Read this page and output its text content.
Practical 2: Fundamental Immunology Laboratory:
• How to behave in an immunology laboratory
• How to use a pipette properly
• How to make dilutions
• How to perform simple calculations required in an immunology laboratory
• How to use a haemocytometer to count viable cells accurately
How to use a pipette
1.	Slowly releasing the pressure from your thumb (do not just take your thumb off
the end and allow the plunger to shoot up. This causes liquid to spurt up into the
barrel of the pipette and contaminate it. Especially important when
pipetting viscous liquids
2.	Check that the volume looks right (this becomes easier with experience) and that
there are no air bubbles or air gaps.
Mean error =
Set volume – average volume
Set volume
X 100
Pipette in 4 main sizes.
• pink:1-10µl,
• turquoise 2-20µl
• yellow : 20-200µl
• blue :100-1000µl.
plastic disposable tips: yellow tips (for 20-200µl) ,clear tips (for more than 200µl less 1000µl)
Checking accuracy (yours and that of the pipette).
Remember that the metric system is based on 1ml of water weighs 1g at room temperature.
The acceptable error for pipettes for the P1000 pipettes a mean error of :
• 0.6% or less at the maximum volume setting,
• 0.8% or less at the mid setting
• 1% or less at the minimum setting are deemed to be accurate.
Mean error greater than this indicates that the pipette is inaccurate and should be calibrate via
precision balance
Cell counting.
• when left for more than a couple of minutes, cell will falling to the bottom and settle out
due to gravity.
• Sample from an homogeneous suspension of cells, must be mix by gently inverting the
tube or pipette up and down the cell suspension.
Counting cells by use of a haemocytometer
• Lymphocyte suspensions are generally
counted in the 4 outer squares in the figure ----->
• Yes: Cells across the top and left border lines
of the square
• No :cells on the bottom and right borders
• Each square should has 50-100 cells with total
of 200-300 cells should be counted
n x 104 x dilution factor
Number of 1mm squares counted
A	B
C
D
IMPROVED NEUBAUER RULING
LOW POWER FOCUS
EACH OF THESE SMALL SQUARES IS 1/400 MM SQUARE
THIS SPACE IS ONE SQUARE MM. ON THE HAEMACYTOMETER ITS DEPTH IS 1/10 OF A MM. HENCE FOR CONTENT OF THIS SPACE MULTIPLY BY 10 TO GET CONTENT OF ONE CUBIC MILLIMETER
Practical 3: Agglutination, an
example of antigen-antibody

########################################

Search the listing above for lines containing "more", and copy them.

- [Task output]:
plastic disposable tips: yellow tips (for 20-200µl) ,clear tips (for more than 200µl less 1000µl)
• when left for more than a couple of minutes, cell will falling to the bottom and settle out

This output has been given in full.